• **WORK TO DO**: Show every line that has the string "JSON" in it.
━━ INPUT ━━
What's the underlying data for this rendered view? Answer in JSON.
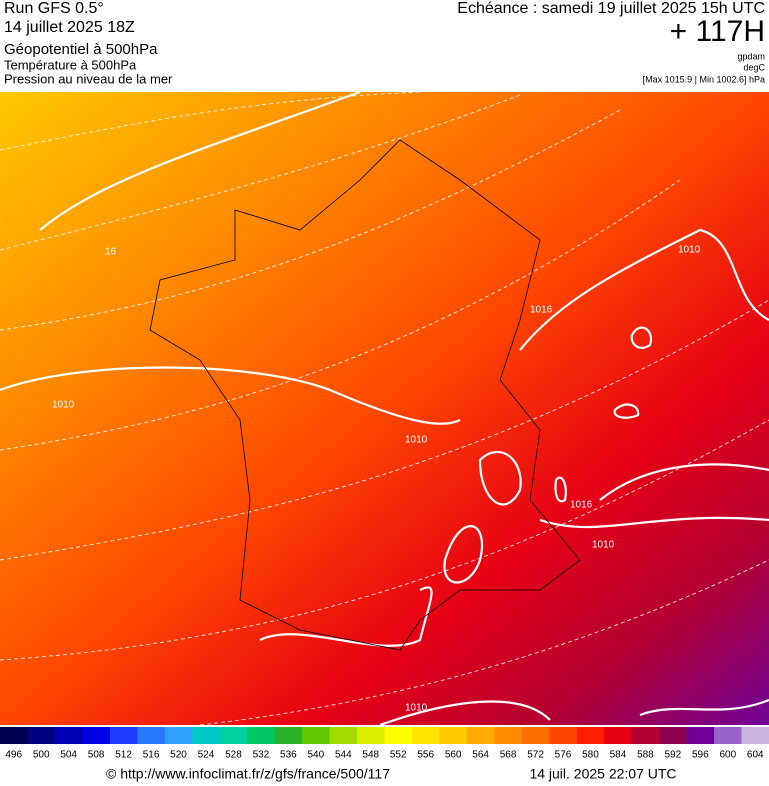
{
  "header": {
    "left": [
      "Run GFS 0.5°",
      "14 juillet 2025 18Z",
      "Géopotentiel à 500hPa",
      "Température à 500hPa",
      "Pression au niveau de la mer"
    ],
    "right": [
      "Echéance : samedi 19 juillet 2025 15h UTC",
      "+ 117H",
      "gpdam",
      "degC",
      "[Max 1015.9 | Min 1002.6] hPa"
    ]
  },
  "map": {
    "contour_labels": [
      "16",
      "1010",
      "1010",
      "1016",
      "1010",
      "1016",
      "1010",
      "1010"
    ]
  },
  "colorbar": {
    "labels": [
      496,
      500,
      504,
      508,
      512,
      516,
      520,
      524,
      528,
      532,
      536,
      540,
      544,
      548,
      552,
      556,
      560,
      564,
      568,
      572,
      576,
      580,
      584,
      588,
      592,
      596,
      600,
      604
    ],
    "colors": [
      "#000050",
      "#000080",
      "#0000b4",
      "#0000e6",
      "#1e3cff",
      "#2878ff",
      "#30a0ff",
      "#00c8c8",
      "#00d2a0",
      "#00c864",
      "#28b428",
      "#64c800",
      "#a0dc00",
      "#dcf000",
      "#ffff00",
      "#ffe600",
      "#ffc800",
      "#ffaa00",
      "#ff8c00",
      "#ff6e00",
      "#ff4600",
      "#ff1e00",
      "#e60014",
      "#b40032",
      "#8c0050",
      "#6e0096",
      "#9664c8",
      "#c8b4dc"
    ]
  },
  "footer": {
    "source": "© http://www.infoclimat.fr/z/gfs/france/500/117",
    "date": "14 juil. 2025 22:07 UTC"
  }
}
━━━
━━ INPUT ━━
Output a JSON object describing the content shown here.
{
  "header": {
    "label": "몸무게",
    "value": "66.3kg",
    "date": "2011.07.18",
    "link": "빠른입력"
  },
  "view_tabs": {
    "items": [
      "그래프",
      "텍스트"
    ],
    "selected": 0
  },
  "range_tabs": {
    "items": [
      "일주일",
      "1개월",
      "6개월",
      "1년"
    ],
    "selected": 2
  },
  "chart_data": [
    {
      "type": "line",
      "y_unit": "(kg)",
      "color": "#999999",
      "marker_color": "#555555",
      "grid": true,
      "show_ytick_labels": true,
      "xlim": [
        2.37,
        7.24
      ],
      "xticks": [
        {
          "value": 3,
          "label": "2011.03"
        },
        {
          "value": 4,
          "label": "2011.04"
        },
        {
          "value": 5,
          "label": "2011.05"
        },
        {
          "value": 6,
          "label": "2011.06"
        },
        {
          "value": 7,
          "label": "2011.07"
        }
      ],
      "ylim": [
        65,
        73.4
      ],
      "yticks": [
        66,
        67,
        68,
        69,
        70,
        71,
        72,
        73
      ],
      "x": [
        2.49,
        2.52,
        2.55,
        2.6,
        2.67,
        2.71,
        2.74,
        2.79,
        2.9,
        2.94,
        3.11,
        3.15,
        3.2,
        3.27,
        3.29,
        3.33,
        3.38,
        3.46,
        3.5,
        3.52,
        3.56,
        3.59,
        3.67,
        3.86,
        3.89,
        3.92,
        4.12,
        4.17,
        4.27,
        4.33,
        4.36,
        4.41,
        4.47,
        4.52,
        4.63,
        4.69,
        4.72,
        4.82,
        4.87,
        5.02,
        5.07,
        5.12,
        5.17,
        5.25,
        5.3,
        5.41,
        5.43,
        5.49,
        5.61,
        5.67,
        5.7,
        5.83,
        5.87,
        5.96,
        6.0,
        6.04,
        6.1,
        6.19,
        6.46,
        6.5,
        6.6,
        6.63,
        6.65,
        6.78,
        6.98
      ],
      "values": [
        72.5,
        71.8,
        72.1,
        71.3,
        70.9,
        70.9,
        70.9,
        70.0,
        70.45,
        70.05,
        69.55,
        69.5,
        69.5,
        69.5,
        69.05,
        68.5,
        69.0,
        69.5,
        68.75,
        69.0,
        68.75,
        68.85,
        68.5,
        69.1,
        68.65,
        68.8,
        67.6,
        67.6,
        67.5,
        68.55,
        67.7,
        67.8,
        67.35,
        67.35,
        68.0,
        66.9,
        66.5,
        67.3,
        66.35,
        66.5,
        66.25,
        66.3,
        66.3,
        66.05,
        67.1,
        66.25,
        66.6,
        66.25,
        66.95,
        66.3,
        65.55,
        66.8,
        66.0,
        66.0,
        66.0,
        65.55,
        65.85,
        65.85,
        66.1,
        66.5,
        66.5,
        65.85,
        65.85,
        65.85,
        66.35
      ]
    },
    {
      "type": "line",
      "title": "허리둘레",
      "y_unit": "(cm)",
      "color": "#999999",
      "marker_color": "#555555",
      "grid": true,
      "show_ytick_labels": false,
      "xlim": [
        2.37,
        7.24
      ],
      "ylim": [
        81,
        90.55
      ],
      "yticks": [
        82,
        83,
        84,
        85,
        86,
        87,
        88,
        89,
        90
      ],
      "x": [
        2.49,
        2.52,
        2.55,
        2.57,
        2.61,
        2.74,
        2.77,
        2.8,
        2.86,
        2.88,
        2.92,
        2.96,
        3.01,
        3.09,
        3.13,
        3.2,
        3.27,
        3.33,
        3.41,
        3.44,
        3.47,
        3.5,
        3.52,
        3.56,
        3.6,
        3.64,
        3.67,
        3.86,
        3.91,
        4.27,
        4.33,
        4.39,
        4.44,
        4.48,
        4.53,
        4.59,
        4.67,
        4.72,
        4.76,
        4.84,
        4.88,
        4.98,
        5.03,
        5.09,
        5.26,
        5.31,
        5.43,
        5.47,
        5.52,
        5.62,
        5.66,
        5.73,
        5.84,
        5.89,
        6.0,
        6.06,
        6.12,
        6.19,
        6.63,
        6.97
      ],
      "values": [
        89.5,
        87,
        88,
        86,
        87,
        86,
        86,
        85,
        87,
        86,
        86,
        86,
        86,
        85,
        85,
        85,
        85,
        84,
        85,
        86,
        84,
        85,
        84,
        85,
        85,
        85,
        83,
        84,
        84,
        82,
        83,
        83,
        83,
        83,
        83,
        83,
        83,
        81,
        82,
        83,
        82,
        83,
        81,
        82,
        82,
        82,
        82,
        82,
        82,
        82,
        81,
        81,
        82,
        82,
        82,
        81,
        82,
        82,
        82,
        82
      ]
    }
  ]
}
━━━
• **RESULT BELOW**:
What's the underlying data for this rendered view? Answer in JSON.
Output a JSON object describing the content shown here.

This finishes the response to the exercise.